> Task prompt
Here are some records; quote them exactly, leaving out the pictures.

> Supplied material
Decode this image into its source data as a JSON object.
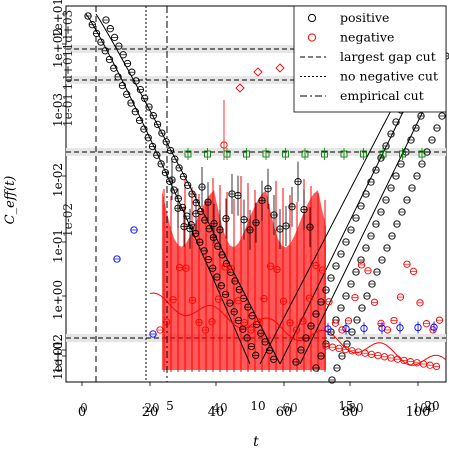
{
  "chart_data": {
    "type": "scatter",
    "title": "",
    "xlabel": "t",
    "ylabel": "C_eff(t)",
    "x_axes": [
      {
        "ticks": [
          0,
          20,
          40,
          60,
          80,
          100
        ]
      },
      {
        "ticks": [
          0,
          20,
          40,
          60,
          80,
          100
        ]
      },
      {
        "ticks": [
          5,
          10,
          15,
          20
        ]
      }
    ],
    "y_ticks_left": [
      "1e+02",
      "1e+01",
      "1e+00",
      "1e-01",
      "1e-02",
      "1e-03"
    ],
    "y_ticks_right": [
      "1d+03",
      "1d+01",
      "1e-01",
      "1e-02"
    ],
    "legend": {
      "position": "top-right",
      "entries": [
        {
          "label": "positive",
          "symbol": "circle",
          "color": "#000000"
        },
        {
          "label": "negative",
          "symbol": "circle",
          "color": "#ff0000"
        },
        {
          "label": "largest gap cut",
          "symbol": "dashed-line",
          "color": "#000000"
        },
        {
          "label": "no negative cut",
          "symbol": "dotted-line",
          "color": "#000000"
        },
        {
          "label": "empirical cut",
          "symbol": "dashdot-line",
          "color": "#000000"
        }
      ]
    },
    "cuts": {
      "largest_gap_cut_x": 4,
      "no_negative_cut_x": 19,
      "empirical_cut_x": 25
    },
    "series": [
      {
        "name": "positive",
        "color": "#000000",
        "x": [
          1,
          2,
          3,
          4,
          5,
          6,
          7,
          8,
          9,
          10,
          11,
          12,
          13,
          14,
          15,
          16,
          17,
          18,
          19,
          20,
          21,
          22,
          23,
          24,
          25,
          60,
          63,
          66,
          69,
          72,
          75,
          78,
          81,
          84,
          87,
          90,
          93,
          96,
          99
        ],
        "y": [
          1000,
          950,
          700,
          500,
          350,
          240,
          170,
          120,
          85,
          60,
          42,
          30,
          21,
          15,
          10.5,
          7.5,
          5.3,
          3.7,
          2.6,
          1.8,
          1.3,
          0.9,
          0.65,
          0.45,
          0.32,
          0.05,
          0.09,
          0.16,
          0.28,
          0.5,
          0.9,
          1.6,
          2.8,
          5,
          9,
          16,
          28,
          50,
          90
        ]
      },
      {
        "name": "negative",
        "color": "#ff0000",
        "x": [
          24,
          26,
          28,
          30,
          32,
          34,
          36,
          38,
          40,
          42,
          44,
          46,
          48,
          50,
          52,
          54,
          56,
          58,
          60,
          62,
          64,
          66,
          68,
          70
        ],
        "y": [
          0.4,
          0.8,
          1.5,
          2.5,
          2.0,
          0.7,
          0.3,
          0.15,
          0.2,
          0.5,
          1.2,
          2.2,
          2.0,
          1.0,
          0.4,
          0.2,
          0.3,
          0.7,
          1.5,
          2.4,
          1.8,
          0.9,
          0.5,
          0.3
        ]
      },
      {
        "name": "",
        "color": "#008000",
        "x": [
          8,
          9,
          10,
          11,
          12,
          13,
          14,
          15,
          16,
          17,
          18,
          19,
          20
        ],
        "y": [
          14,
          14.5,
          14.8,
          15,
          15.1,
          15.2,
          15.2,
          15.3,
          15.3,
          15.3,
          15.3,
          15.4,
          15.4
        ]
      },
      {
        "name": "",
        "color": "#0000ff",
        "x": [
          3,
          4,
          5,
          14,
          15,
          16,
          17,
          18,
          19,
          20
        ],
        "y": [
          0.9,
          1.6,
          2.4,
          0.0018,
          0.0019,
          0.00195,
          0.002,
          0.0021,
          0.0021,
          0.0022
        ]
      }
    ]
  }
}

> Answer to this exercise
Decode this image into its source data as a JSON object.
{
  "chart_data": {
    "type": "scatter",
    "title": "",
    "xlabel": "t",
    "ylabel": "C_eff(t)",
    "x_axes": [
      {
        "ticks": [
          0,
          20,
          40,
          60,
          80,
          100
        ]
      },
      {
        "ticks": [
          0,
          20,
          40,
          60,
          80,
          100
        ]
      },
      {
        "ticks": [
          5,
          10,
          15,
          20
        ]
      }
    ],
    "y_ticks_left": [
      "1e+02",
      "1e+01",
      "1e+00",
      "1e-01",
      "1e-02",
      "1e-03"
    ],
    "y_ticks_right": [
      "1d+03",
      "1d+01",
      "1e-01",
      "1e-02"
    ],
    "legend": {
      "position": "top-right",
      "entries": [
        {
          "label": "positive",
          "symbol": "circle",
          "color": "#000000"
        },
        {
          "label": "negative",
          "symbol": "circle",
          "color": "#ff0000"
        },
        {
          "label": "largest gap cut",
          "symbol": "dashed-line",
          "color": "#000000"
        },
        {
          "label": "no negative cut",
          "symbol": "dotted-line",
          "color": "#000000"
        },
        {
          "label": "empirical cut",
          "symbol": "dashdot-line",
          "color": "#000000"
        }
      ]
    },
    "cuts": {
      "largest_gap_cut_x": 4,
      "no_negative_cut_x": 19,
      "empirical_cut_x": 25
    },
    "series": [
      {
        "name": "positive",
        "color": "#000000",
        "x": [
          1,
          2,
          3,
          4,
          5,
          6,
          7,
          8,
          9,
          10,
          11,
          12,
          13,
          14,
          15,
          16,
          17,
          18,
          19,
          20,
          21,
          22,
          23,
          24,
          25,
          60,
          63,
          66,
          69,
          72,
          75,
          78,
          81,
          84,
          87,
          90,
          93,
          96,
          99
        ],
        "y": [
          1000,
          950,
          700,
          500,
          350,
          240,
          170,
          120,
          85,
          60,
          42,
          30,
          21,
          15,
          10.5,
          7.5,
          5.3,
          3.7,
          2.6,
          1.8,
          1.3,
          0.9,
          0.65,
          0.45,
          0.32,
          0.05,
          0.09,
          0.16,
          0.28,
          0.5,
          0.9,
          1.6,
          2.8,
          5,
          9,
          16,
          28,
          50,
          90
        ]
      },
      {
        "name": "negative",
        "color": "#ff0000",
        "x": [
          24,
          26,
          28,
          30,
          32,
          34,
          36,
          38,
          40,
          42,
          44,
          46,
          48,
          50,
          52,
          54,
          56,
          58,
          60,
          62,
          64,
          66,
          68,
          70
        ],
        "y": [
          0.4,
          0.8,
          1.5,
          2.5,
          2.0,
          0.7,
          0.3,
          0.15,
          0.2,
          0.5,
          1.2,
          2.2,
          2.0,
          1.0,
          0.4,
          0.2,
          0.3,
          0.7,
          1.5,
          2.4,
          1.8,
          0.9,
          0.5,
          0.3
        ]
      },
      {
        "name": "",
        "color": "#008000",
        "x": [
          8,
          9,
          10,
          11,
          12,
          13,
          14,
          15,
          16,
          17,
          18,
          19,
          20
        ],
        "y": [
          14,
          14.5,
          14.8,
          15,
          15.1,
          15.2,
          15.2,
          15.3,
          15.3,
          15.3,
          15.3,
          15.4,
          15.4
        ]
      },
      {
        "name": "",
        "color": "#0000ff",
        "x": [
          3,
          4,
          5,
          14,
          15,
          16,
          17,
          18,
          19,
          20
        ],
        "y": [
          0.9,
          1.6,
          2.4,
          0.0018,
          0.0019,
          0.00195,
          0.002,
          0.0021,
          0.0021,
          0.0022
        ]
      }
    ]
  }
}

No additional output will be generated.